→ Instructions:
1. For each statement below, answer yes or no according to the article on county recorders and MERS, and quote the words from the article that decide it. (a) MERS was created in 1995. (b) More than 300,000 of Becker's records list MERS as the lien holder. (c) Montgomery County intends to sue MERS for $42 million.
2. Copy out the part of the article on county recorders and MERS starting at "Real Estate" and ending at "holds the paper.", renaming "recorder of deeds" as "register of deeds".

→ Document:
Real Estate

County Recorders vs. the MERS Machine


For Nancy J. Becker, recorder of deeds in Montgomery County, Pa., outside Philadelphia, property records are practically sacred. So much so that her office keeps digital copies of land records dating to 1784 on four separate databases, including one 1,700 miles away. If the county seat were leveled tomorrow, she says, “I could still record documents on my laptop on the street corner with a card table.” Becker may sound tech-savvy, but to some of her constituents’ dismay, she can’t always call up a property with a keystroke and see who holds its note. That’s because more than 200,000 of her records list the lien holder as MERS, the private company that acts as a proxy for banks that bundle and sell off mortgage securities. That can make it all but impossible for a recorder to determine who really holds the paper.

Homeowners have registered property at municipal land offices for more than 200 years. It used to be that every time a loan changed hands, the bank recorded the new deed holder with the local register for a small fee. In theory, this meant a property owner could walk into the land office and look up who held the note on his house. In reality, the registration process was often slow going, and files piled up partly because many offices stuck with pen and paper long after the rest of the world went digital.

Once the market for mortgage securities expanded, this system couldn’t keep up with Wall Street’s split-second transactions. So in 1995, Fannie Mae (FNMA), Freddie Mac (FMCC), and a group of lenders created MERS, a registry to track the loans banks were buying and selling. This allowed member banks to list MERS as the lien holder, sidestepping local recorders—and their fees—each time the debt on a property was transferred. Today the MERS registry includes 60 percent of U.S. mortgages. That, combined with the housing crash, has left municipal recorders with dwindling fees, and they’re facing budget crunches as a result. Becker says MERS has made a mess of the files she was elected to safeguard for Montgomery’s citizens, and that the corporation has deprived her community of much-needed revenue. As her county stares down a $42 million shortfall, Becker is fighting back. Montgomery County intends to sue MERS for $15.7 million in unpaid fees dating to 2004, when Becker was first elected to her office. She says state law requires all transactions to be filed with the local recorder. MERS maintains that it abides by the law.

Layout records:
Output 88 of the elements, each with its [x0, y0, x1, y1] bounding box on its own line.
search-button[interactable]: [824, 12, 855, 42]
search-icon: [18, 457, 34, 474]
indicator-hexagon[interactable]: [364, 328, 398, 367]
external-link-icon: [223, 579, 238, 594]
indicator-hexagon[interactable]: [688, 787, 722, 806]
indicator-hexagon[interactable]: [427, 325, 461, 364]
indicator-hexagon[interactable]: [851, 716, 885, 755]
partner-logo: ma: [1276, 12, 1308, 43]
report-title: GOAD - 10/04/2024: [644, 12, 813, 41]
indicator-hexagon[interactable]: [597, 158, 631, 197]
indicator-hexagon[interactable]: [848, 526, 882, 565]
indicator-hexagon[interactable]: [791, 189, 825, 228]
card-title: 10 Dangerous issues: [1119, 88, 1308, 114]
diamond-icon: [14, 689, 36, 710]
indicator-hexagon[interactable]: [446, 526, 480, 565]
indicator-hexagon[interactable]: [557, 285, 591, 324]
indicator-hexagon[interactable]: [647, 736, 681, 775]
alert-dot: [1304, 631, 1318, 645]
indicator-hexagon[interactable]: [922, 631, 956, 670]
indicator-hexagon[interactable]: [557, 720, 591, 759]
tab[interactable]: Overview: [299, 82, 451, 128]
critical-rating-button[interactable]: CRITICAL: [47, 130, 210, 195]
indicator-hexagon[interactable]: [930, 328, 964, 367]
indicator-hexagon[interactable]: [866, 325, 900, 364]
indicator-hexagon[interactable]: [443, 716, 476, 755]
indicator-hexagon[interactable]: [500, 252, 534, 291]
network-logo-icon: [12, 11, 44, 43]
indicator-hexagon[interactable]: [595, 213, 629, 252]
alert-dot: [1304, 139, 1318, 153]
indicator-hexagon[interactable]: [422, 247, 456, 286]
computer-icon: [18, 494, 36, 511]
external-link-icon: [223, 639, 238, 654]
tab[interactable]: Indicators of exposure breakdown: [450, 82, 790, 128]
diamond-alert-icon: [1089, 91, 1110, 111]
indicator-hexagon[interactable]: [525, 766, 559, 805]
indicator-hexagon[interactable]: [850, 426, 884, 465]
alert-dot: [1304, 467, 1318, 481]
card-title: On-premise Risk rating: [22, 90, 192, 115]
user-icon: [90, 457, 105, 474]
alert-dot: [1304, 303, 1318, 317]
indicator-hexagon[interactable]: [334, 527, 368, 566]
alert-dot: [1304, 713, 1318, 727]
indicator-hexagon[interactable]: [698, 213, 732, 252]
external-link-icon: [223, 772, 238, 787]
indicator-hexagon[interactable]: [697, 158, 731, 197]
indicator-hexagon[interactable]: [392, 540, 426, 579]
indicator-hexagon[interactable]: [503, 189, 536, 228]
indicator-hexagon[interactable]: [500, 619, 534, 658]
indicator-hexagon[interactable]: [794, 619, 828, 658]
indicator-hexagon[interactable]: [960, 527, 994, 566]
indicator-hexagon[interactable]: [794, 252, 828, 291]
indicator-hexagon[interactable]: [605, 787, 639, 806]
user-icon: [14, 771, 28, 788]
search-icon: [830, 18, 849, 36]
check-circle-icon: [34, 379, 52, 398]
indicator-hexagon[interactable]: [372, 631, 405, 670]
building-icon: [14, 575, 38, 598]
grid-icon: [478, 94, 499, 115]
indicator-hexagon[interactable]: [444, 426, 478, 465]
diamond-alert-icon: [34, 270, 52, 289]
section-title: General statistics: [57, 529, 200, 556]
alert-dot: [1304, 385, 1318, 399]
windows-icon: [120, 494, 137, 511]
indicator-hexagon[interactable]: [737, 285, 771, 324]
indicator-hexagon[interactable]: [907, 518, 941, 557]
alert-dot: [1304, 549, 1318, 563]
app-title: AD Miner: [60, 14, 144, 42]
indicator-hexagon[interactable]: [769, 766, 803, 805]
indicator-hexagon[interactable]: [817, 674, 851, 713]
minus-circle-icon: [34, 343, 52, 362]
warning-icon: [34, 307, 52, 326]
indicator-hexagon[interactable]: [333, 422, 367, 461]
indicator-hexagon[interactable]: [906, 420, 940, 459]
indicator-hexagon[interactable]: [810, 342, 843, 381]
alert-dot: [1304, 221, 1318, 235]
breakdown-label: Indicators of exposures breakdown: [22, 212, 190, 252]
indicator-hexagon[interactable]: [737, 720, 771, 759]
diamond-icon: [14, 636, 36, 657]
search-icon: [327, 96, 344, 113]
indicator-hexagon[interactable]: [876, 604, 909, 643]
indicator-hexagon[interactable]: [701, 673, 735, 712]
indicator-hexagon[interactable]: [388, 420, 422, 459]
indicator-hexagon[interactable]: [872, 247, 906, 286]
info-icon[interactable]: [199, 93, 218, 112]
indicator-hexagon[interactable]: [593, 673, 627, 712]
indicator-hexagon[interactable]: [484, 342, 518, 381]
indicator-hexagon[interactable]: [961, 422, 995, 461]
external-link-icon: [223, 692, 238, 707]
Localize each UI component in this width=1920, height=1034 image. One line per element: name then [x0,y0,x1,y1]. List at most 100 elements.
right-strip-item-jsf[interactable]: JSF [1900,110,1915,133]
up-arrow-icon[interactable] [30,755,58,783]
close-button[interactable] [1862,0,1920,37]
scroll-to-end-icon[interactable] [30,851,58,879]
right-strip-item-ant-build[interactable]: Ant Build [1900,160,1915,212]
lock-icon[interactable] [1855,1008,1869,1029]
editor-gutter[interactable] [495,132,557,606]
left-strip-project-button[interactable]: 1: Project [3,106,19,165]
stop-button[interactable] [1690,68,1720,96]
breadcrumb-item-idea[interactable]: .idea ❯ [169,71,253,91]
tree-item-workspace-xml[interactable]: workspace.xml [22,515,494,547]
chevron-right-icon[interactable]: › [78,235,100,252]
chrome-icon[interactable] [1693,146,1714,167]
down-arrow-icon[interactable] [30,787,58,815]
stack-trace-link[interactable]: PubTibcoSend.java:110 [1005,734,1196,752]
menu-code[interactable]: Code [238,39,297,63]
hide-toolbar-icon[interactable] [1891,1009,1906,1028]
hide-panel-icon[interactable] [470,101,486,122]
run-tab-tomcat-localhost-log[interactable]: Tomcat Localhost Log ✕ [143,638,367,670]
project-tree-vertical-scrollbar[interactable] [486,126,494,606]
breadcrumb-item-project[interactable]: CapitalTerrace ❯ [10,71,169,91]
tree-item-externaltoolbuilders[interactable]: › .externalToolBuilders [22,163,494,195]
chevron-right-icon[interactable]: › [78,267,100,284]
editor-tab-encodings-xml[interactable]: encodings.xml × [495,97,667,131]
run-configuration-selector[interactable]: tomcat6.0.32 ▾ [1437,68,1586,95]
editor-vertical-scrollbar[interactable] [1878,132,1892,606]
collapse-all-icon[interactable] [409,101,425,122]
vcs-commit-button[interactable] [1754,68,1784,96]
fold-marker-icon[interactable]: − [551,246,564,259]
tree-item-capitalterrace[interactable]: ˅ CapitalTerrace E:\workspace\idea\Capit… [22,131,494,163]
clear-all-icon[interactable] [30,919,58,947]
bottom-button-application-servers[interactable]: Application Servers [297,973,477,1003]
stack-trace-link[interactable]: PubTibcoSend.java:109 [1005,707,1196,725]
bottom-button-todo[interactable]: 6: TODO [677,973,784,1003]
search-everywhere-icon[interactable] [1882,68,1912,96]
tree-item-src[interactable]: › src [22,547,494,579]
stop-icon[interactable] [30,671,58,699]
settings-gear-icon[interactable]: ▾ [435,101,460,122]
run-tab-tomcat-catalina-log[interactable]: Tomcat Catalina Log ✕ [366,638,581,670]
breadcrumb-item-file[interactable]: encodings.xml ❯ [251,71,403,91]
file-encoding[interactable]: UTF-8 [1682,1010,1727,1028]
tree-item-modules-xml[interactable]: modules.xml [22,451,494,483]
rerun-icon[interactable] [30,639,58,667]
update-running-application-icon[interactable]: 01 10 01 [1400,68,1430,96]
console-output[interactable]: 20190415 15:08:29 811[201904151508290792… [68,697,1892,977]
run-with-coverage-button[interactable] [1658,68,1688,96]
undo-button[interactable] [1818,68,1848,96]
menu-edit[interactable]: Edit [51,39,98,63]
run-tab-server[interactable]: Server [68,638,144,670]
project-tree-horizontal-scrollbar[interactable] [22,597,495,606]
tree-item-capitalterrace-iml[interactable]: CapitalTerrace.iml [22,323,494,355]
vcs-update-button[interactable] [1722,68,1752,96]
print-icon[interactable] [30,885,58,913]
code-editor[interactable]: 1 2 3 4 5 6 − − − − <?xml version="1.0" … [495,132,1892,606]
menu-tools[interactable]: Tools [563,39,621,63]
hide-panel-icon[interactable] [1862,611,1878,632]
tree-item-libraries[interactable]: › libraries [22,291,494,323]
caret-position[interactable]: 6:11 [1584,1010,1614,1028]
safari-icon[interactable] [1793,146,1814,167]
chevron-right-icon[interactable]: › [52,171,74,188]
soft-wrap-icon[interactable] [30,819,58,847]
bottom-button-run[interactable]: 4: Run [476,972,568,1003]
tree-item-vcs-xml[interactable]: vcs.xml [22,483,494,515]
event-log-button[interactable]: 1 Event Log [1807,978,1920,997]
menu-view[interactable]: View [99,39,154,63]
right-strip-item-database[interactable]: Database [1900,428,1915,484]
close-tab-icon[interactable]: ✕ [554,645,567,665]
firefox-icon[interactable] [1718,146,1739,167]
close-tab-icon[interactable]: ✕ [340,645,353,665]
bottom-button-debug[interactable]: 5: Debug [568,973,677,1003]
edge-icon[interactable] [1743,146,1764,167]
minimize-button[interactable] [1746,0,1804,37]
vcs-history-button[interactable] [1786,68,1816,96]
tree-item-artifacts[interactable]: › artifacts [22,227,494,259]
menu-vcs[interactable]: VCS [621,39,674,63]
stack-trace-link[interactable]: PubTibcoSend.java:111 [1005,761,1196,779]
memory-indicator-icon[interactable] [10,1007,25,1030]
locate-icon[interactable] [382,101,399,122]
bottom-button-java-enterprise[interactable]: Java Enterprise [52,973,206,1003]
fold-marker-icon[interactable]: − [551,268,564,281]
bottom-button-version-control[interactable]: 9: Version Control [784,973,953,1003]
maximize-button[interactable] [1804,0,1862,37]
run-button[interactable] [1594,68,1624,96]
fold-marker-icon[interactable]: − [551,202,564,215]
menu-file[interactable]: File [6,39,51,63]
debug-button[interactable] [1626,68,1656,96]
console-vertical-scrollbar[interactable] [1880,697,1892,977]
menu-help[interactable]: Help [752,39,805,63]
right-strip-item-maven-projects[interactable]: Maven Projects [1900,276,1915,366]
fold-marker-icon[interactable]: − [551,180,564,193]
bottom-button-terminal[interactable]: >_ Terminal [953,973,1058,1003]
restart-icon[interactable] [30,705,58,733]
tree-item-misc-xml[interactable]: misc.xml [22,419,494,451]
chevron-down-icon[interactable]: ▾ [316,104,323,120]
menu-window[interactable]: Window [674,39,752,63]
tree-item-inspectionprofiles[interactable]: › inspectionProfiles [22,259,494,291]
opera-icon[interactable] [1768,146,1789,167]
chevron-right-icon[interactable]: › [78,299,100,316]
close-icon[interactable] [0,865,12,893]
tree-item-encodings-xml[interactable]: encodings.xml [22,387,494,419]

→ Final answers:
1.
(a) Yes: "So in 1995, Fannie Mae (FNMA), Freddie Mac (FMCC), and a group of lenders created MERS"
(b) No: "more than 200,000 of her records list the lien holder as MERS"
(c) No: "Montgomery County intends to sue MERS for $15.7 million in unpaid fees dating to 2004"

2.
Real Estate

County Recorders vs. the MERS Machine


For Nancy J. Becker, register of deeds in Montgomery County, Pa., outside Philadelphia, property records are practically sacred. So much so that her office keeps digital copies of land records dating to 1784 on four separate databases, including one 1,700 miles away. If the county seat were leveled tomorrow, she says, “I could still record documents on my laptop on the street corner with a card table.” Becker may sound tech-savvy, but to some of her constituents’ dismay, she can’t always call up a property with a keystroke and see who holds its note. That’s because more than 200,000 of her records list the lien holder as MERS, the private company that acts as a proxy for banks that bundle and sell off mortgage securities. That can make it all but impossible for a recorder to determine who really holds the paper.